# start of Material provided

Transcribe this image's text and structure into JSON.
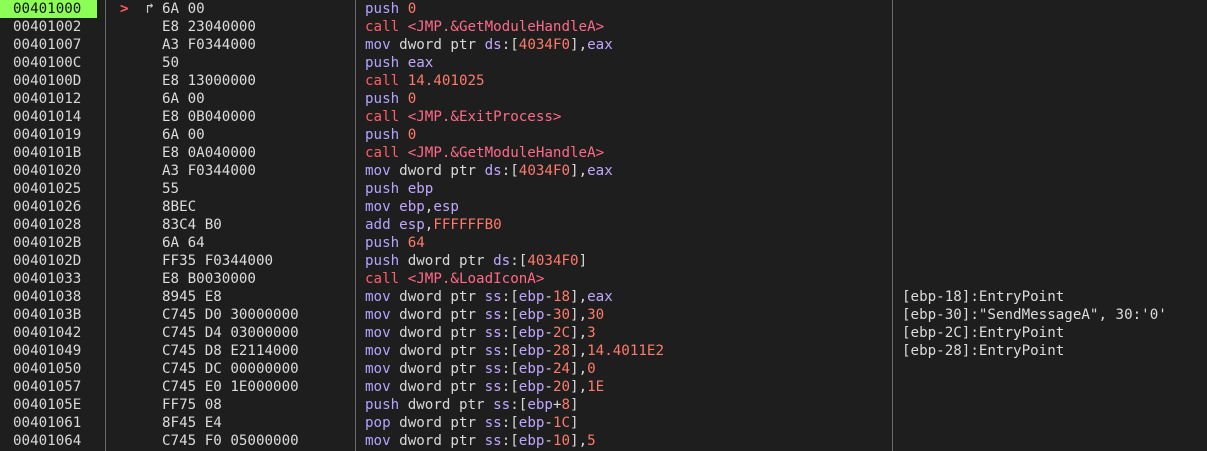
{
  "colors": {
    "background": "#1e1e1e",
    "current_address_highlight": "#8cff57",
    "mnemonic": "#b4a4ff",
    "call_mnemonic": "#ff5e6a",
    "register": "#c0a8ff",
    "number": "#ff7a6a",
    "separator": "#6a6a6a"
  },
  "markers": {
    "instruction_pointer": ">",
    "jump_target_arrow": "↱"
  },
  "rows": [
    {
      "addr": "00401000",
      "bytes": "6A 00",
      "tokens": [
        [
          "push ",
          "m"
        ],
        [
          "0",
          "n"
        ]
      ],
      "comment": "",
      "current": true
    },
    {
      "addr": "00401002",
      "bytes": "E8 23040000",
      "tokens": [
        [
          "call ",
          "mc"
        ],
        [
          "<JMP.&GetModuleHandleA>",
          "lbl"
        ]
      ],
      "comment": ""
    },
    {
      "addr": "00401007",
      "bytes": "A3 F0344000",
      "tokens": [
        [
          "mov ",
          "m"
        ],
        [
          "dword ptr ",
          "k"
        ],
        [
          "ds",
          "r"
        ],
        [
          ":[",
          "p"
        ],
        [
          "4034F0",
          "n"
        ],
        [
          "],",
          "p"
        ],
        [
          "eax",
          "r"
        ]
      ],
      "comment": ""
    },
    {
      "addr": "0040100C",
      "bytes": "50",
      "tokens": [
        [
          "push ",
          "m"
        ],
        [
          "eax",
          "r"
        ]
      ],
      "comment": ""
    },
    {
      "addr": "0040100D",
      "bytes": "E8 13000000",
      "tokens": [
        [
          "call ",
          "mc"
        ],
        [
          "14.401025",
          "n"
        ]
      ],
      "comment": ""
    },
    {
      "addr": "00401012",
      "bytes": "6A 00",
      "tokens": [
        [
          "push ",
          "m"
        ],
        [
          "0",
          "n"
        ]
      ],
      "comment": ""
    },
    {
      "addr": "00401014",
      "bytes": "E8 0B040000",
      "tokens": [
        [
          "call ",
          "mc"
        ],
        [
          "<JMP.&ExitProcess>",
          "lbl"
        ]
      ],
      "comment": ""
    },
    {
      "addr": "00401019",
      "bytes": "6A 00",
      "tokens": [
        [
          "push ",
          "m"
        ],
        [
          "0",
          "n"
        ]
      ],
      "comment": ""
    },
    {
      "addr": "0040101B",
      "bytes": "E8 0A040000",
      "tokens": [
        [
          "call ",
          "mc"
        ],
        [
          "<JMP.&GetModuleHandleA>",
          "lbl"
        ]
      ],
      "comment": ""
    },
    {
      "addr": "00401020",
      "bytes": "A3 F0344000",
      "tokens": [
        [
          "mov ",
          "m"
        ],
        [
          "dword ptr ",
          "k"
        ],
        [
          "ds",
          "r"
        ],
        [
          ":[",
          "p"
        ],
        [
          "4034F0",
          "n"
        ],
        [
          "],",
          "p"
        ],
        [
          "eax",
          "r"
        ]
      ],
      "comment": ""
    },
    {
      "addr": "00401025",
      "bytes": "55",
      "tokens": [
        [
          "push ",
          "m"
        ],
        [
          "ebp",
          "r"
        ]
      ],
      "comment": ""
    },
    {
      "addr": "00401026",
      "bytes": "8BEC",
      "tokens": [
        [
          "mov ",
          "m"
        ],
        [
          "ebp",
          "r"
        ],
        [
          ",",
          "p"
        ],
        [
          "esp",
          "r"
        ]
      ],
      "comment": ""
    },
    {
      "addr": "00401028",
      "bytes": "83C4 B0",
      "tokens": [
        [
          "add ",
          "m"
        ],
        [
          "esp",
          "r"
        ],
        [
          ",",
          "p"
        ],
        [
          "FFFFFFB0",
          "n"
        ]
      ],
      "comment": ""
    },
    {
      "addr": "0040102B",
      "bytes": "6A 64",
      "tokens": [
        [
          "push ",
          "m"
        ],
        [
          "64",
          "n"
        ]
      ],
      "comment": ""
    },
    {
      "addr": "0040102D",
      "bytes": "FF35 F0344000",
      "tokens": [
        [
          "push ",
          "m"
        ],
        [
          "dword ptr ",
          "k"
        ],
        [
          "ds",
          "r"
        ],
        [
          ":[",
          "p"
        ],
        [
          "4034F0",
          "n"
        ],
        [
          "]",
          "p"
        ]
      ],
      "comment": ""
    },
    {
      "addr": "00401033",
      "bytes": "E8 B0030000",
      "tokens": [
        [
          "call ",
          "mc"
        ],
        [
          "<JMP.&LoadIconA>",
          "lbl"
        ]
      ],
      "comment": ""
    },
    {
      "addr": "00401038",
      "bytes": "8945 E8",
      "tokens": [
        [
          "mov ",
          "m"
        ],
        [
          "dword ptr ",
          "k"
        ],
        [
          "ss",
          "r"
        ],
        [
          ":[",
          "p"
        ],
        [
          "ebp",
          "r"
        ],
        [
          "-",
          "p"
        ],
        [
          "18",
          "n"
        ],
        [
          "],",
          "p"
        ],
        [
          "eax",
          "r"
        ]
      ],
      "comment": "[ebp-18]:EntryPoint"
    },
    {
      "addr": "0040103B",
      "bytes": "C745 D0 30000000",
      "tokens": [
        [
          "mov ",
          "m"
        ],
        [
          "dword ptr ",
          "k"
        ],
        [
          "ss",
          "r"
        ],
        [
          ":[",
          "p"
        ],
        [
          "ebp",
          "r"
        ],
        [
          "-",
          "p"
        ],
        [
          "30",
          "n"
        ],
        [
          "],",
          "p"
        ],
        [
          "30",
          "n"
        ]
      ],
      "comment": "[ebp-30]:\"SendMessageA\", 30:'0'"
    },
    {
      "addr": "00401042",
      "bytes": "C745 D4 03000000",
      "tokens": [
        [
          "mov ",
          "m"
        ],
        [
          "dword ptr ",
          "k"
        ],
        [
          "ss",
          "r"
        ],
        [
          ":[",
          "p"
        ],
        [
          "ebp",
          "r"
        ],
        [
          "-",
          "p"
        ],
        [
          "2C",
          "n"
        ],
        [
          "],",
          "p"
        ],
        [
          "3",
          "n"
        ]
      ],
      "comment": "[ebp-2C]:EntryPoint"
    },
    {
      "addr": "00401049",
      "bytes": "C745 D8 E2114000",
      "tokens": [
        [
          "mov ",
          "m"
        ],
        [
          "dword ptr ",
          "k"
        ],
        [
          "ss",
          "r"
        ],
        [
          ":[",
          "p"
        ],
        [
          "ebp",
          "r"
        ],
        [
          "-",
          "p"
        ],
        [
          "28",
          "n"
        ],
        [
          "],",
          "p"
        ],
        [
          "14.4011E2",
          "n"
        ]
      ],
      "comment": "[ebp-28]:EntryPoint"
    },
    {
      "addr": "00401050",
      "bytes": "C745 DC 00000000",
      "tokens": [
        [
          "mov ",
          "m"
        ],
        [
          "dword ptr ",
          "k"
        ],
        [
          "ss",
          "r"
        ],
        [
          ":[",
          "p"
        ],
        [
          "ebp",
          "r"
        ],
        [
          "-",
          "p"
        ],
        [
          "24",
          "n"
        ],
        [
          "],",
          "p"
        ],
        [
          "0",
          "n"
        ]
      ],
      "comment": ""
    },
    {
      "addr": "00401057",
      "bytes": "C745 E0 1E000000",
      "tokens": [
        [
          "mov ",
          "m"
        ],
        [
          "dword ptr ",
          "k"
        ],
        [
          "ss",
          "r"
        ],
        [
          ":[",
          "p"
        ],
        [
          "ebp",
          "r"
        ],
        [
          "-",
          "p"
        ],
        [
          "20",
          "n"
        ],
        [
          "],",
          "p"
        ],
        [
          "1E",
          "n"
        ]
      ],
      "comment": ""
    },
    {
      "addr": "0040105E",
      "bytes": "FF75 08",
      "tokens": [
        [
          "push ",
          "m"
        ],
        [
          "dword ptr ",
          "k"
        ],
        [
          "ss",
          "r"
        ],
        [
          ":[",
          "p"
        ],
        [
          "ebp",
          "r"
        ],
        [
          "+",
          "p"
        ],
        [
          "8",
          "n"
        ],
        [
          "]",
          "p"
        ]
      ],
      "comment": ""
    },
    {
      "addr": "00401061",
      "bytes": "8F45 E4",
      "tokens": [
        [
          "pop ",
          "m"
        ],
        [
          "dword ptr ",
          "k"
        ],
        [
          "ss",
          "r"
        ],
        [
          ":[",
          "p"
        ],
        [
          "ebp",
          "r"
        ],
        [
          "-",
          "p"
        ],
        [
          "1C",
          "n"
        ],
        [
          "]",
          "p"
        ]
      ],
      "comment": ""
    },
    {
      "addr": "00401064",
      "bytes": "C745 F0 05000000",
      "tokens": [
        [
          "mov ",
          "m"
        ],
        [
          "dword ptr ",
          "k"
        ],
        [
          "ss",
          "r"
        ],
        [
          ":[",
          "p"
        ],
        [
          "ebp",
          "r"
        ],
        [
          "-",
          "p"
        ],
        [
          "10",
          "n"
        ],
        [
          "],",
          "p"
        ],
        [
          "5",
          "n"
        ]
      ],
      "comment": ""
    }
  ]
}
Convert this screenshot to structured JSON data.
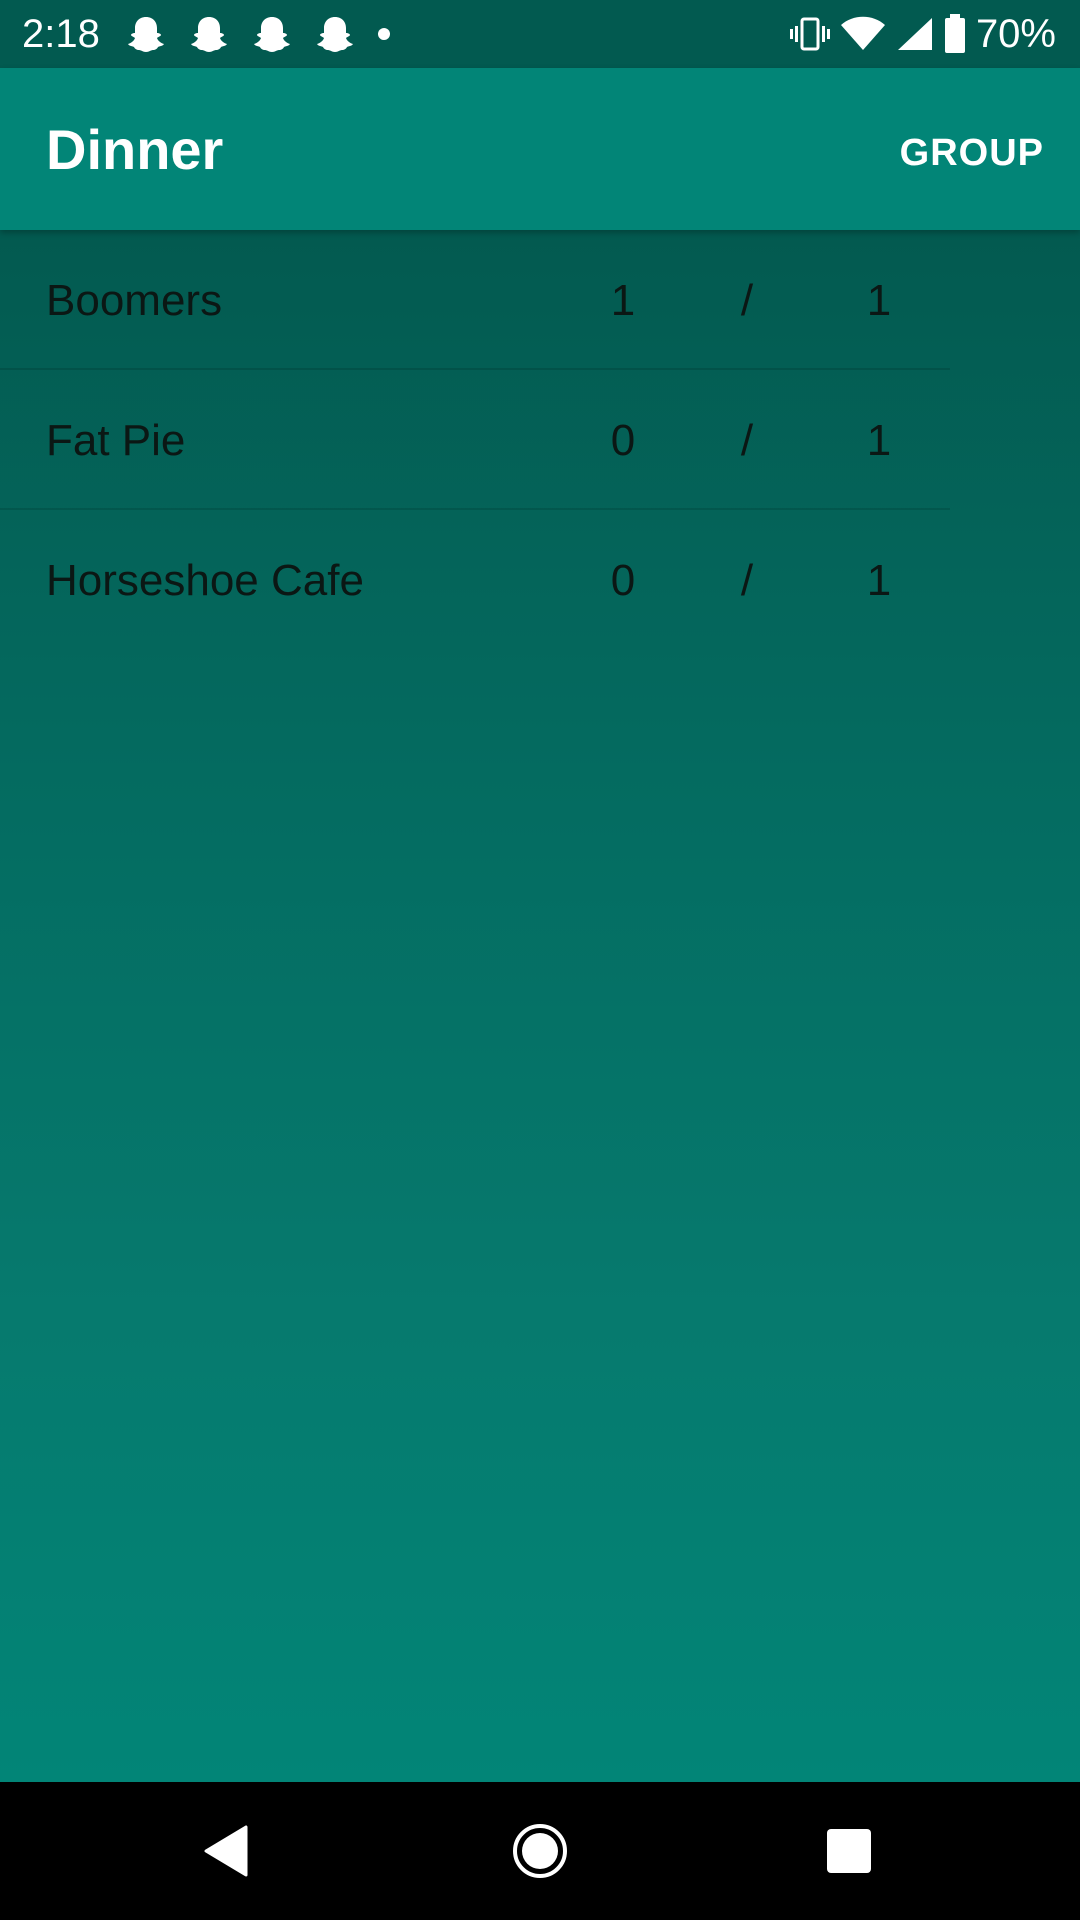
{
  "status_bar": {
    "time": "2:18",
    "notification_icons": [
      "snapchat-icon",
      "snapchat-icon",
      "snapchat-icon",
      "snapchat-icon"
    ],
    "more_notifications_icon": "dot-icon",
    "system_icons": [
      "vibrate-icon",
      "wifi-icon",
      "cell-signal-icon",
      "battery-icon"
    ],
    "battery_percent": "70%"
  },
  "app_bar": {
    "title": "Dinner",
    "action_label": "GROUP",
    "color": "#028577"
  },
  "list": {
    "items": [
      {
        "name": "Boomers",
        "count": "1",
        "separator": "/",
        "total": "1"
      },
      {
        "name": "Fat Pie",
        "count": "0",
        "separator": "/",
        "total": "1"
      },
      {
        "name": "Horseshoe Cafe",
        "count": "0",
        "separator": "/",
        "total": "1"
      }
    ]
  },
  "nav_bar": {
    "buttons": [
      "back-icon",
      "home-icon",
      "recents-icon"
    ]
  },
  "colors": {
    "status_bar": "#025a50",
    "primary": "#028577",
    "content_top": "#035a50",
    "text_dark": "#0b1714"
  }
}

# end of Material provided

● Brief: All lines in the data that contain the word "this" should be copied.

● Problem solution:
Transcribe this image's text and structure into JSON.
Convert this screenshot to structured JSON data.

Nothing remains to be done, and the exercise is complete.